## start
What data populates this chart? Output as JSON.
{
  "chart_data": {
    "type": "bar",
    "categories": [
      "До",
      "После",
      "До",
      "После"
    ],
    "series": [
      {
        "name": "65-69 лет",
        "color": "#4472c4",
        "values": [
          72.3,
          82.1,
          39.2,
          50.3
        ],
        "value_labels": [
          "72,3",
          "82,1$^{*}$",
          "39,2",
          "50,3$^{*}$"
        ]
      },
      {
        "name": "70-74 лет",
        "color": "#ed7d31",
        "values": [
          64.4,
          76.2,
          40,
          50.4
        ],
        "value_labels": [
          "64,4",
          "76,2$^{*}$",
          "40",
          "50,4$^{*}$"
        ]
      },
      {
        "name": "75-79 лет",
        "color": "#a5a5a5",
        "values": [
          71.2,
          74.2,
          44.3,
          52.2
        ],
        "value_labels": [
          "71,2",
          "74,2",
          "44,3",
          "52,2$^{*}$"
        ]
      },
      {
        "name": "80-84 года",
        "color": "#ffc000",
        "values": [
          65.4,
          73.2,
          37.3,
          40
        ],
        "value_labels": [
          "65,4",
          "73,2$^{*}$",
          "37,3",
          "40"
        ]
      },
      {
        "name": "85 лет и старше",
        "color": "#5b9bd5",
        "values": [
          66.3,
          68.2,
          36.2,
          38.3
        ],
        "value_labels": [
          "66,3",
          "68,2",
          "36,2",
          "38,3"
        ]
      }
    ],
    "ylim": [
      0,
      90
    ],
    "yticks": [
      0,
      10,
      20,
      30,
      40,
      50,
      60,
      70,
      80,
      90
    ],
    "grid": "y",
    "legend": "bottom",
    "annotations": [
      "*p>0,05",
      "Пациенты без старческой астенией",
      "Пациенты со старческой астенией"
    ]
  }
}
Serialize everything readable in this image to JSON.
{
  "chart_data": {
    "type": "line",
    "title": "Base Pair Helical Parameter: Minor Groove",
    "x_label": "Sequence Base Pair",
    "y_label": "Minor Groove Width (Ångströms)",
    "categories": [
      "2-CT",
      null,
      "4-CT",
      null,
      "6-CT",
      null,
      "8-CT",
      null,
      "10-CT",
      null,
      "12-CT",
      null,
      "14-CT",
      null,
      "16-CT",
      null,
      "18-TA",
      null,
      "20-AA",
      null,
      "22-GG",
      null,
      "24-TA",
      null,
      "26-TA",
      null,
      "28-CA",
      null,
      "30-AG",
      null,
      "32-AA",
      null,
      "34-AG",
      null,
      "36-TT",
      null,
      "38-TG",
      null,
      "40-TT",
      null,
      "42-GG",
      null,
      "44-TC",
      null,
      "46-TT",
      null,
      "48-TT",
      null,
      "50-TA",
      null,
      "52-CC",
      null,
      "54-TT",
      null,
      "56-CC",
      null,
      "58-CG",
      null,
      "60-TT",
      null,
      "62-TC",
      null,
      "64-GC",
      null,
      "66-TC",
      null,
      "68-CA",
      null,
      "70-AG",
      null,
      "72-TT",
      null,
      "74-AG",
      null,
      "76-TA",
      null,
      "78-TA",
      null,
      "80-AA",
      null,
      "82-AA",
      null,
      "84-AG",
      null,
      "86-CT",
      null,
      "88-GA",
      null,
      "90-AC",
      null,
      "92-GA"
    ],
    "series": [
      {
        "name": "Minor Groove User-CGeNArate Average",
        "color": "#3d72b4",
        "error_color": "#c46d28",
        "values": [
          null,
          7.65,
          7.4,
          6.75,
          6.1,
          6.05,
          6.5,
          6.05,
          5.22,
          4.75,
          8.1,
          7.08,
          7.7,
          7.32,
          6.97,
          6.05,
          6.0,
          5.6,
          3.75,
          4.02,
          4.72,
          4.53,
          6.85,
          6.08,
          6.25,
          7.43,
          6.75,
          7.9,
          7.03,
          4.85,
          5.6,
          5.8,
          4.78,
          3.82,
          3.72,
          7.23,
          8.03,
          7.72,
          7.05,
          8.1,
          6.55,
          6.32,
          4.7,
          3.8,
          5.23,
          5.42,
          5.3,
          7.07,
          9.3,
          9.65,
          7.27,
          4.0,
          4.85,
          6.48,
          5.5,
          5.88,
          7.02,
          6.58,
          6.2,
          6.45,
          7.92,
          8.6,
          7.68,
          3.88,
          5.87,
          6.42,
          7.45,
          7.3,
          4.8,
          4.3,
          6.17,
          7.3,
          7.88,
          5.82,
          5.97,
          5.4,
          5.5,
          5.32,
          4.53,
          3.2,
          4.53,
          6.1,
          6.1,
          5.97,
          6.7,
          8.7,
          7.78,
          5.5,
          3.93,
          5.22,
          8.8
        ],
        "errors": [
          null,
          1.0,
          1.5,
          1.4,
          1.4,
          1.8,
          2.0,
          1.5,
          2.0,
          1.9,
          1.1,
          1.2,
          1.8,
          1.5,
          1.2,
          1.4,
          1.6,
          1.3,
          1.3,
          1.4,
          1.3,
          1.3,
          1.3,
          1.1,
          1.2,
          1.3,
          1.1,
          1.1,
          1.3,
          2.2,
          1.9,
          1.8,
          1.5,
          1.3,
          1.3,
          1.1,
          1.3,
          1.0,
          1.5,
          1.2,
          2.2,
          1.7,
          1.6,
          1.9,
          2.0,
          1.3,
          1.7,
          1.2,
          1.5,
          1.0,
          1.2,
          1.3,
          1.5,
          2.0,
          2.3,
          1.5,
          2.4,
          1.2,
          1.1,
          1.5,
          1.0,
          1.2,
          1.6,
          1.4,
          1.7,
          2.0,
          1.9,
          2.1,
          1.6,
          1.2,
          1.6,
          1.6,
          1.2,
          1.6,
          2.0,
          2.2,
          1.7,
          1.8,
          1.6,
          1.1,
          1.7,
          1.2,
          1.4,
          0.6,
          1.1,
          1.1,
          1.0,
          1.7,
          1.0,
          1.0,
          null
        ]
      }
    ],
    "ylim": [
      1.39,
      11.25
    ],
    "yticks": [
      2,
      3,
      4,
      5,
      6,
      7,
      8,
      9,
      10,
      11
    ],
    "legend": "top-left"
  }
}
## end
** THE PROBLEM **
Look through the entries and return every line where "Groove" appears.

** CORRECT ANSWER **
    "title": "Base Pair Helical Parameter: Minor Groove",
    "y_label": "Minor Groove Width (Ångströms)",
        "name": "Minor Groove User-CGeNArate Average",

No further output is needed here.